# Information shown:
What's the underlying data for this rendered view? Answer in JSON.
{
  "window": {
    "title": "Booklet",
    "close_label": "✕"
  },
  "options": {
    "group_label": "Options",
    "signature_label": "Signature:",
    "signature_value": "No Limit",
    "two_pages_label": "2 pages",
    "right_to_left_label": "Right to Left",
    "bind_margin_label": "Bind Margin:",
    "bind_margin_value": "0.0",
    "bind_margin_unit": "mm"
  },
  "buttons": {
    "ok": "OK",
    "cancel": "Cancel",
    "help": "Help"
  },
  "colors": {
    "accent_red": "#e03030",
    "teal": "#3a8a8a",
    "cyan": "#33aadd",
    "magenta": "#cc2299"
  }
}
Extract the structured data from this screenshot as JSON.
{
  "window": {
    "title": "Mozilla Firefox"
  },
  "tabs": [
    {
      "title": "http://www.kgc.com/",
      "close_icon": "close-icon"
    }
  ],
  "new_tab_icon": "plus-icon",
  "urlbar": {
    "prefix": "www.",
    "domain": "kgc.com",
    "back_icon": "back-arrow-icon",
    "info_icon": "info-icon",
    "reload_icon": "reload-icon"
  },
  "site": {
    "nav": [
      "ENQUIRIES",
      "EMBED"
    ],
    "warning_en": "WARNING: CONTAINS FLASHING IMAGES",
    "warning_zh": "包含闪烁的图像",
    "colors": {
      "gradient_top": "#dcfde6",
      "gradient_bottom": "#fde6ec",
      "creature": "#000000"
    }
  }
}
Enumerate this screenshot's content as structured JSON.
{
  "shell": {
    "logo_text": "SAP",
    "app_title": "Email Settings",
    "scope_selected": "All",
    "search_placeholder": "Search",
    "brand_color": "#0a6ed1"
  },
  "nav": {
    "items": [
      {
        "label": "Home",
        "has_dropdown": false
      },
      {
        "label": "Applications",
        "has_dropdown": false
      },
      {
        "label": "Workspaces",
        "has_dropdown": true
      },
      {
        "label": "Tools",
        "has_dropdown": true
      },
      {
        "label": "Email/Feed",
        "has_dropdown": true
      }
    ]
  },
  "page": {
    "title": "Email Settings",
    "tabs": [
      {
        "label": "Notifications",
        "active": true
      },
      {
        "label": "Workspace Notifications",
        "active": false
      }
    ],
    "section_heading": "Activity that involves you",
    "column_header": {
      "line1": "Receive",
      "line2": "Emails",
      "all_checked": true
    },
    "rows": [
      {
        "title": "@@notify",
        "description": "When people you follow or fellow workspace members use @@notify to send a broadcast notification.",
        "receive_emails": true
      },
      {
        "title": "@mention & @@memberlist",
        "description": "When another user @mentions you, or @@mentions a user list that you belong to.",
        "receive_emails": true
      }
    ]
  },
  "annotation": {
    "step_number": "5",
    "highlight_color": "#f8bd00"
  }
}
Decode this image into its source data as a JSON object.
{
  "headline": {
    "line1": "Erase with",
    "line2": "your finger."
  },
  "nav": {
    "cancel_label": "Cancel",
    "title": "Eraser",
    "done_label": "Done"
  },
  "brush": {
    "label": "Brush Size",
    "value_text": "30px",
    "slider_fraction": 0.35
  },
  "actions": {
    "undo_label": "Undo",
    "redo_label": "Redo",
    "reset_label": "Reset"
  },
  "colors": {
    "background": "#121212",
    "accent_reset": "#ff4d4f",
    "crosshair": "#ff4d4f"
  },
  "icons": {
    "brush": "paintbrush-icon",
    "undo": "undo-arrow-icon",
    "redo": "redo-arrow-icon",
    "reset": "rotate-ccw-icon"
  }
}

# Work to be completed:
Repeat all of the entries exactly.

# Solution for this exercise:
What's the underlying data for this rendered view? Answer in JSON.
{
  "window": {
    "title": "Booklet",
    "close_label": "✕"
  },
  "options": {
    "group_label": "Options",
    "signature_label": "Signature:",
    "signature_value": "No Limit",
    "two_pages_label": "2 pages",
    "right_to_left_label": "Right to Left",
    "bind_margin_label": "Bind Margin:",
    "bind_margin_value": "0.0",
    "bind_margin_unit": "mm"
  },
  "buttons": {
    "ok": "OK",
    "cancel": "Cancel",
    "help": "Help"
  },
  "colors": {
    "accent_red": "#e03030",
    "teal": "#3a8a8a",
    "cyan": "#33aadd",
    "magenta": "#cc2299"
  }
}
Extract the structured data from this screenshot as JSON.
{
  "window": {
    "title": "Mozilla Firefox"
  },
  "tabs": [
    {
      "title": "http://www.kgc.com/",
      "close_icon": "close-icon"
    }
  ],
  "new_tab_icon": "plus-icon",
  "urlbar": {
    "prefix": "www.",
    "domain": "kgc.com",
    "back_icon": "back-arrow-icon",
    "info_icon": "info-icon",
    "reload_icon": "reload-icon"
  },
  "site": {
    "nav": [
      "ENQUIRIES",
      "EMBED"
    ],
    "warning_en": "WARNING: CONTAINS FLASHING IMAGES",
    "warning_zh": "包含闪烁的图像",
    "colors": {
      "gradient_top": "#dcfde6",
      "gradient_bottom": "#fde6ec",
      "creature": "#000000"
    }
  }
}
Enumerate this screenshot's content as structured JSON.
{
  "shell": {
    "logo_text": "SAP",
    "app_title": "Email Settings",
    "scope_selected": "All",
    "search_placeholder": "Search",
    "brand_color": "#0a6ed1"
  },
  "nav": {
    "items": [
      {
        "label": "Home",
        "has_dropdown": false
      },
      {
        "label": "Applications",
        "has_dropdown": false
      },
      {
        "label": "Workspaces",
        "has_dropdown": true
      },
      {
        "label": "Tools",
        "has_dropdown": true
      },
      {
        "label": "Email/Feed",
        "has_dropdown": true
      }
    ]
  },
  "page": {
    "title": "Email Settings",
    "tabs": [
      {
        "label": "Notifications",
        "active": true
      },
      {
        "label": "Workspace Notifications",
        "active": false
      }
    ],
    "section_heading": "Activity that involves you",
    "column_header": {
      "line1": "Receive",
      "line2": "Emails",
      "all_checked": true
    },
    "rows": [
      {
        "title": "@@notify",
        "description": "When people you follow or fellow workspace members use @@notify to send a broadcast notification.",
        "receive_emails": true
      },
      {
        "title": "@mention & @@memberlist",
        "description": "When another user @mentions you, or @@mentions a user list that you belong to.",
        "receive_emails": true
      }
    ]
  },
  "annotation": {
    "step_number": "5",
    "highlight_color": "#f8bd00"
  }
}
Decode this image into its source data as a JSON object.
{
  "headline": {
    "line1": "Erase with",
    "line2": "your finger."
  },
  "nav": {
    "cancel_label": "Cancel",
    "title": "Eraser",
    "done_label": "Done"
  },
  "brush": {
    "label": "Brush Size",
    "value_text": "30px",
    "slider_fraction": 0.35
  },
  "actions": {
    "undo_label": "Undo",
    "redo_label": "Redo",
    "reset_label": "Reset"
  },
  "colors": {
    "background": "#121212",
    "accent_reset": "#ff4d4f",
    "crosshair": "#ff4d4f"
  },
  "icons": {
    "brush": "paintbrush-icon",
    "undo": "undo-arrow-icon",
    "redo": "redo-arrow-icon",
    "reset": "rotate-ccw-icon"
  }
}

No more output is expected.